WHAT IS EXPECTED:
Scan the entries below for the word "BURES". Copy each line that has it.

DATA:
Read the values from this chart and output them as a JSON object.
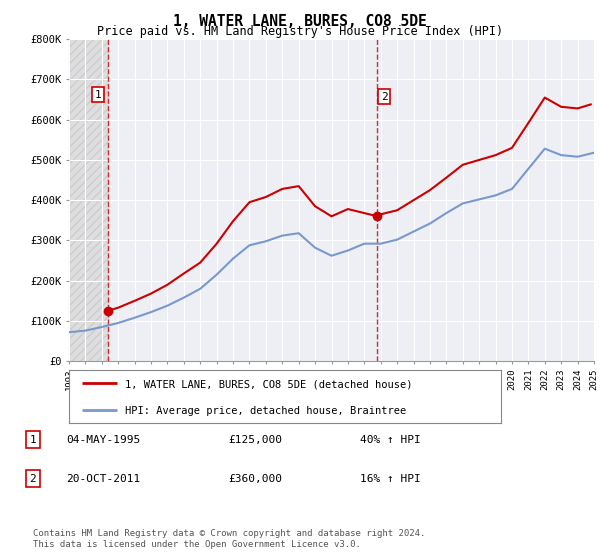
{
  "title": "1, WATER LANE, BURES, CO8 5DE",
  "subtitle": "Price paid vs. HM Land Registry's House Price Index (HPI)",
  "legend_line1": "1, WATER LANE, BURES, CO8 5DE (detached house)",
  "legend_line2": "HPI: Average price, detached house, Braintree",
  "table": [
    {
      "num": "1",
      "date": "04-MAY-1995",
      "price": "£125,000",
      "hpi": "40% ↑ HPI"
    },
    {
      "num": "2",
      "date": "20-OCT-2011",
      "price": "£360,000",
      "hpi": "16% ↑ HPI"
    }
  ],
  "footnote": "Contains HM Land Registry data © Crown copyright and database right 2024.\nThis data is licensed under the Open Government Licence v3.0.",
  "ylim": [
    0,
    800000
  ],
  "yticks": [
    0,
    100000,
    200000,
    300000,
    400000,
    500000,
    600000,
    700000,
    800000
  ],
  "ytick_labels": [
    "£0",
    "£100K",
    "£200K",
    "£300K",
    "£400K",
    "£500K",
    "£600K",
    "£700K",
    "£800K"
  ],
  "hpi_color": "#7799cc",
  "price_color": "#cc0000",
  "marker_color": "#cc0000",
  "dashed_color": "#cc0000",
  "background_color": "#ffffff",
  "plot_bg": "#eeeef5",
  "grid_color": "#ffffff",
  "sale1_year": 1995.35,
  "sale1_price": 125000,
  "sale2_year": 2011.8,
  "sale2_price": 360000,
  "xmin": 1993,
  "xmax": 2025,
  "hpi_years": [
    1993,
    1994,
    1995,
    1996,
    1997,
    1998,
    1999,
    2000,
    2001,
    2002,
    2003,
    2004,
    2005,
    2006,
    2007,
    2008,
    2009,
    2010,
    2011,
    2012,
    2013,
    2014,
    2015,
    2016,
    2017,
    2018,
    2019,
    2020,
    2021,
    2022,
    2023,
    2024,
    2025
  ],
  "hpi_values": [
    72000,
    76000,
    85000,
    95000,
    108000,
    122000,
    138000,
    158000,
    180000,
    215000,
    255000,
    288000,
    298000,
    312000,
    318000,
    282000,
    262000,
    275000,
    292000,
    292000,
    302000,
    322000,
    342000,
    368000,
    392000,
    402000,
    412000,
    428000,
    478000,
    528000,
    512000,
    508000,
    518000
  ],
  "price_years": [
    1995.35,
    1996,
    1997,
    1998,
    1999,
    2000,
    2001,
    2002,
    2003,
    2004,
    2005,
    2006,
    2007,
    2008,
    2009,
    2010,
    2011.8,
    2012,
    2013,
    2014,
    2015,
    2016,
    2017,
    2018,
    2019,
    2020,
    2021,
    2022,
    2023,
    2024,
    2024.8
  ],
  "price_values": [
    125000,
    133000,
    150000,
    168000,
    190000,
    218000,
    245000,
    292000,
    348000,
    395000,
    408000,
    428000,
    435000,
    385000,
    360000,
    378000,
    360000,
    365000,
    375000,
    400000,
    425000,
    456000,
    488000,
    500000,
    512000,
    530000,
    592000,
    655000,
    632000,
    628000,
    638000
  ]
}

WRITTEN ANSWER:
  "title": "1, WATER LANE, BURES, CO8 5DE",
  "legend_line1": "1, WATER LANE, BURES, CO8 5DE (detached house)",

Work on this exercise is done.